**Description of the task:** Check each line of the material below for "recibidas", then copy the ones that contain it.

**Dataset records:**
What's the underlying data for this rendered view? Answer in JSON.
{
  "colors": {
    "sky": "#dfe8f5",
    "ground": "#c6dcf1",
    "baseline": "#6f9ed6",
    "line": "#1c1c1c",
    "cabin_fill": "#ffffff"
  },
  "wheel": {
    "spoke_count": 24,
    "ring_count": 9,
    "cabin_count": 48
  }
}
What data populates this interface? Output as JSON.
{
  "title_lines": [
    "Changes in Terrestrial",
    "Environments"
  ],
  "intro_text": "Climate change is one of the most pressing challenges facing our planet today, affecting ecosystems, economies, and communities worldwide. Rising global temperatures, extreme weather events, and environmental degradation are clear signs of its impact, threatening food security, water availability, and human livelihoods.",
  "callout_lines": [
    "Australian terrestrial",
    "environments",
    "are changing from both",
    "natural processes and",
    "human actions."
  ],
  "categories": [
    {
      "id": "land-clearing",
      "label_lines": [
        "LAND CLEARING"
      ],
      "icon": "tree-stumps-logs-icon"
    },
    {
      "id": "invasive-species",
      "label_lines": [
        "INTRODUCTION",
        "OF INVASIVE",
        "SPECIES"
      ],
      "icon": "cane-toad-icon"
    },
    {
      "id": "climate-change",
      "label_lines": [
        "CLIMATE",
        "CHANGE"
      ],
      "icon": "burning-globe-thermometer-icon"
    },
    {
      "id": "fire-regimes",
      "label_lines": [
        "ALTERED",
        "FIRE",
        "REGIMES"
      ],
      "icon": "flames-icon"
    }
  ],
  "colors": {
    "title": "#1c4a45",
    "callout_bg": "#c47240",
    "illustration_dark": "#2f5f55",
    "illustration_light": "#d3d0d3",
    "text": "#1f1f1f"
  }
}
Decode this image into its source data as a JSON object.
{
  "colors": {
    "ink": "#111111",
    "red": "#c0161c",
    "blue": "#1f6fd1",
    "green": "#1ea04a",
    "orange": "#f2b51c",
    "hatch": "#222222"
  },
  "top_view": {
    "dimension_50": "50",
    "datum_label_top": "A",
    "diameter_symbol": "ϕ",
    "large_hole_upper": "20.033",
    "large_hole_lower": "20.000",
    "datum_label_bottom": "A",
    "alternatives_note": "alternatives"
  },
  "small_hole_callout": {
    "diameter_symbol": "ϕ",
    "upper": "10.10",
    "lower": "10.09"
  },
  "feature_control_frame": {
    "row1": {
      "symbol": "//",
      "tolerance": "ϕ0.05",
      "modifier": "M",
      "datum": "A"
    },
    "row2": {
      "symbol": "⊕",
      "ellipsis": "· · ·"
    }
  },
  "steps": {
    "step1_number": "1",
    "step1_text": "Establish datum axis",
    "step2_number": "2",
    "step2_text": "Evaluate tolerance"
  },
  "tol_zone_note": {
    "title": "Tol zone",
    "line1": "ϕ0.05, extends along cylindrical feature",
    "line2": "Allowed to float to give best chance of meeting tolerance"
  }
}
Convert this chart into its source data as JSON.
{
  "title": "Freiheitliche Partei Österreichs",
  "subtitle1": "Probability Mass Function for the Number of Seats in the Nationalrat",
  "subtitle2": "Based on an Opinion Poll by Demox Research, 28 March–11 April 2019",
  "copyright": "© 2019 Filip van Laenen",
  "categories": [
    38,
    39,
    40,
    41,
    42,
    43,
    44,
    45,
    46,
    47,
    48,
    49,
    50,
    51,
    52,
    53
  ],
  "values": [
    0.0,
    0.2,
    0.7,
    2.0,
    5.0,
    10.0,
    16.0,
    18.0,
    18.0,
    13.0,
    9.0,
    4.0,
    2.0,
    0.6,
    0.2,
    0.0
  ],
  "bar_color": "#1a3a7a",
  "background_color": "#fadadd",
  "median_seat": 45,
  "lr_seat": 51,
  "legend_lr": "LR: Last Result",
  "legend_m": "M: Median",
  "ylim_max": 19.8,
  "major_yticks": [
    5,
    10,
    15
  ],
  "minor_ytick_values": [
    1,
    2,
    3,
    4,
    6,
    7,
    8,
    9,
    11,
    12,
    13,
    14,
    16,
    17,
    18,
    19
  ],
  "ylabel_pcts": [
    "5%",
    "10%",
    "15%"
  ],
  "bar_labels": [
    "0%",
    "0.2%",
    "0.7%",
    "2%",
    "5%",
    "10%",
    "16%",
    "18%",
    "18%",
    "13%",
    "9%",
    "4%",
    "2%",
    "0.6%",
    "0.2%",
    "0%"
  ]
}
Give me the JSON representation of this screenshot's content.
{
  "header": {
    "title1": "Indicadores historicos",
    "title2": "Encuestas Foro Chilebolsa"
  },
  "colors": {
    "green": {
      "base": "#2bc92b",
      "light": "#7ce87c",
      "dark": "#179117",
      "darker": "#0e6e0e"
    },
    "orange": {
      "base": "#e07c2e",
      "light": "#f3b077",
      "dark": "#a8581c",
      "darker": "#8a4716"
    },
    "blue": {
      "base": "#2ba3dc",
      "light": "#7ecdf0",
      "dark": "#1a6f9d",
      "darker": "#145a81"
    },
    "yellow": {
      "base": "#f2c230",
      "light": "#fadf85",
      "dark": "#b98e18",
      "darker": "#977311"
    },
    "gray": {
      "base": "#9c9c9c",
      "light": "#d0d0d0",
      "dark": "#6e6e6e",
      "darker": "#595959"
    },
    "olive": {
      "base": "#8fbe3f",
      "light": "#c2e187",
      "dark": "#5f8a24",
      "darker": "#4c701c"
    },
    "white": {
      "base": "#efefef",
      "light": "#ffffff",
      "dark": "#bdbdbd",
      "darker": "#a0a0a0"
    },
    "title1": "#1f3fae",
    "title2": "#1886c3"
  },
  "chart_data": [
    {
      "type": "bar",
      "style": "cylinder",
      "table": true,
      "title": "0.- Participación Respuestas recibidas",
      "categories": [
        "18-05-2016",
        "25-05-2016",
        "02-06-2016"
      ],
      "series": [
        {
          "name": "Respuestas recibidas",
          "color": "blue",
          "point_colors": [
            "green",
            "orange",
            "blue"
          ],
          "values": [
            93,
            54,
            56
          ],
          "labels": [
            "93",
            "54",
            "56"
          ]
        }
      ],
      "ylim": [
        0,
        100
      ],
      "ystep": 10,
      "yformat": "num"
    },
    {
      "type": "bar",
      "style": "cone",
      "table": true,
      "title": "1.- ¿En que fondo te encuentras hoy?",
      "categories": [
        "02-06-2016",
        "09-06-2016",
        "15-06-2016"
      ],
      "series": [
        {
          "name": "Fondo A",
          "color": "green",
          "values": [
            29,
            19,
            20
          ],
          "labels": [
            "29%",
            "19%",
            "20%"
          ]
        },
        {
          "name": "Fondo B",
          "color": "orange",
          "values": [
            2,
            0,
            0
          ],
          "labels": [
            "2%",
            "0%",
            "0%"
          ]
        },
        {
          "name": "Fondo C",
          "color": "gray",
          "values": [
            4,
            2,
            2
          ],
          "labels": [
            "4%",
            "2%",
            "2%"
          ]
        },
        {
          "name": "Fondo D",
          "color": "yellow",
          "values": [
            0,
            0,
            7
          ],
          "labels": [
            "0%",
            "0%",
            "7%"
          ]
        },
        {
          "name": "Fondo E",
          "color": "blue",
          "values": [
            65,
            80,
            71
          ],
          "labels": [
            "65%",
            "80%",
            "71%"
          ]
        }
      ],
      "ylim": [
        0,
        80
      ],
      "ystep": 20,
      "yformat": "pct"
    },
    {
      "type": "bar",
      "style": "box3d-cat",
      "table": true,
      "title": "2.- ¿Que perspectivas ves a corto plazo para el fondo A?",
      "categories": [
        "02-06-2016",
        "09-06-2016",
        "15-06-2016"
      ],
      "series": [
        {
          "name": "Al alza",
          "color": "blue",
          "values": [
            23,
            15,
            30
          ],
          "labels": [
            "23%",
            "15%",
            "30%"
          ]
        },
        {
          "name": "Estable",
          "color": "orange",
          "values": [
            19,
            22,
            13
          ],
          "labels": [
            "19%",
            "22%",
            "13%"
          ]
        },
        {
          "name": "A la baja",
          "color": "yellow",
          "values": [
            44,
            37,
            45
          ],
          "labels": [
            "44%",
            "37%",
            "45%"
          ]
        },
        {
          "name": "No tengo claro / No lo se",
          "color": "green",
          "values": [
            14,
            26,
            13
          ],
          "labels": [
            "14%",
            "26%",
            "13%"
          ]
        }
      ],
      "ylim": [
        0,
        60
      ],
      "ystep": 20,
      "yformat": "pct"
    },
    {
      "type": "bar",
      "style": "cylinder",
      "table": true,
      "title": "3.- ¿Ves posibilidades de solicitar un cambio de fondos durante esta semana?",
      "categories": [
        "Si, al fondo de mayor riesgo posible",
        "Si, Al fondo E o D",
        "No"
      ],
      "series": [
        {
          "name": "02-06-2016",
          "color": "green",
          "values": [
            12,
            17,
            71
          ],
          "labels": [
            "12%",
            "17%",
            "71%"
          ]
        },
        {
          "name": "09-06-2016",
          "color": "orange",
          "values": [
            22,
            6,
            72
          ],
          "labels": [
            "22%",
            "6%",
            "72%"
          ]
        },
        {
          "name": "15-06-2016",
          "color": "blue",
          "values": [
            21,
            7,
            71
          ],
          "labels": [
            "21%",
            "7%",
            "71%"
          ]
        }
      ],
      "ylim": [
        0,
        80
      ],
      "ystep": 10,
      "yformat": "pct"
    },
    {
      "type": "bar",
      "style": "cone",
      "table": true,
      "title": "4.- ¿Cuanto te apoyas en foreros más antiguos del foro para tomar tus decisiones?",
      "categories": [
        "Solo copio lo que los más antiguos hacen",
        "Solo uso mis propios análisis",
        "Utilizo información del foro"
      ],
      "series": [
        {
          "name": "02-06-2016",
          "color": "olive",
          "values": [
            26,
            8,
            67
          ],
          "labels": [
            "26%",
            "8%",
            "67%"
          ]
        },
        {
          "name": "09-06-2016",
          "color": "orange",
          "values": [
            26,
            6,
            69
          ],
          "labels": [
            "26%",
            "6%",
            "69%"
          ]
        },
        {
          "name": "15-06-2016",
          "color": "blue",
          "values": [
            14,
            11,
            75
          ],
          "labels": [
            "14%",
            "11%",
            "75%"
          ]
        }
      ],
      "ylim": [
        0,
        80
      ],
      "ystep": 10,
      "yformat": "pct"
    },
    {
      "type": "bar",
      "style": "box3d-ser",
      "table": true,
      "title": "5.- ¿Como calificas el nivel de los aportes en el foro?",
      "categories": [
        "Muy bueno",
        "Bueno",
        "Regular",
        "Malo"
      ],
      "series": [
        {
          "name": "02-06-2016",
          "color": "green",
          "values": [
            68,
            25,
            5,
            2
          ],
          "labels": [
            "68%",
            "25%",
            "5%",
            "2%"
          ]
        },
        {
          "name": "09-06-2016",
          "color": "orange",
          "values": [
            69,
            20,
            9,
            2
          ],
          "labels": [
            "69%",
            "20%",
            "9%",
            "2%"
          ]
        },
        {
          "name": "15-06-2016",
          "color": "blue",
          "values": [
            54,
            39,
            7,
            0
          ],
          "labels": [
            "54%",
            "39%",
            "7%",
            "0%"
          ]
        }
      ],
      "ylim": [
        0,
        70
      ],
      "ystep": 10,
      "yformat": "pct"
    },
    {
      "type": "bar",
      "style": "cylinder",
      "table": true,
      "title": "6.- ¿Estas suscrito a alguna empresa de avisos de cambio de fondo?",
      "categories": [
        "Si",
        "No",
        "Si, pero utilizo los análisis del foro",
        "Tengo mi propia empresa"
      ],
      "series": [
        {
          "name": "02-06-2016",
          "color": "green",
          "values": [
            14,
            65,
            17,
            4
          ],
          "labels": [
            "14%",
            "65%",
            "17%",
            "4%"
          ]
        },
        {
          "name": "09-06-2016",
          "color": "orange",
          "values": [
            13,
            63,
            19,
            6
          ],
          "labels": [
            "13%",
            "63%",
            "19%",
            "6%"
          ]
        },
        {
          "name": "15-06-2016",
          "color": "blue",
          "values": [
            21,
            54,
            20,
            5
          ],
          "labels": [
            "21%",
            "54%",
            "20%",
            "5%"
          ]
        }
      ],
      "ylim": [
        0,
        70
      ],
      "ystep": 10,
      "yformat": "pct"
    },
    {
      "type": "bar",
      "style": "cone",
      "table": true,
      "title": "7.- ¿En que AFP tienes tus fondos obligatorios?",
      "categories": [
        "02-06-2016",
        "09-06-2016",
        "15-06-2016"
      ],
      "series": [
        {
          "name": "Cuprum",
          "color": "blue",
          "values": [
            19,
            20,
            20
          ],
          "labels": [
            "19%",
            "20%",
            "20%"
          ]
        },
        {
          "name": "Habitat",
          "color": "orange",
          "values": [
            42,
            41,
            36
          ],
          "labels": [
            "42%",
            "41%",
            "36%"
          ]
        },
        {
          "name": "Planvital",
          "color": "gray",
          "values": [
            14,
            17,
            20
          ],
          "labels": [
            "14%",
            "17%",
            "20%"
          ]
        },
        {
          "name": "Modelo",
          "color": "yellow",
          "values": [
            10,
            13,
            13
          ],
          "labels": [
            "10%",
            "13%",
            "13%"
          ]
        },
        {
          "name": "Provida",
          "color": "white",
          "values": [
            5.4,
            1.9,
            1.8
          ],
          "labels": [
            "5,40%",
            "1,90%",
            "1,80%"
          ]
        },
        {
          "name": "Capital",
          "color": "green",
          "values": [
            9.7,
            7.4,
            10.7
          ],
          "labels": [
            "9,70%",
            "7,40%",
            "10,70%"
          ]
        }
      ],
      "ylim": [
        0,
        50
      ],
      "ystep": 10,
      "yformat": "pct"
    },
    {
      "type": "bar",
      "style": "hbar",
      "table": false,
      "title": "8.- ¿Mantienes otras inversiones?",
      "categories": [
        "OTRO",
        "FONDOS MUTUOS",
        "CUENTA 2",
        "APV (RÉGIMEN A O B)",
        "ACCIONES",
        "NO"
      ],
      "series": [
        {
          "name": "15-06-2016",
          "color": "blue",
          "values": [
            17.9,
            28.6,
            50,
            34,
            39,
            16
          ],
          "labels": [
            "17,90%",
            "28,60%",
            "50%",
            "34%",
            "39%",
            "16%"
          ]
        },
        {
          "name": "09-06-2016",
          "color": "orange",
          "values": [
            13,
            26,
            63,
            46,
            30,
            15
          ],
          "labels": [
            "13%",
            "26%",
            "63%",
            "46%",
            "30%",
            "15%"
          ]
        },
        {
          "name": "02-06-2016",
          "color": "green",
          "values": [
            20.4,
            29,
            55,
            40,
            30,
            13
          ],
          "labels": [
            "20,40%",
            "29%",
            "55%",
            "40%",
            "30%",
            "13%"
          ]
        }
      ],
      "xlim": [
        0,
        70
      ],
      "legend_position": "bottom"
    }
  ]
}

**Answer to the exercise:**
      "title": "0.- Participación Respuestas recibidas",
          "name": "Respuestas recibidas",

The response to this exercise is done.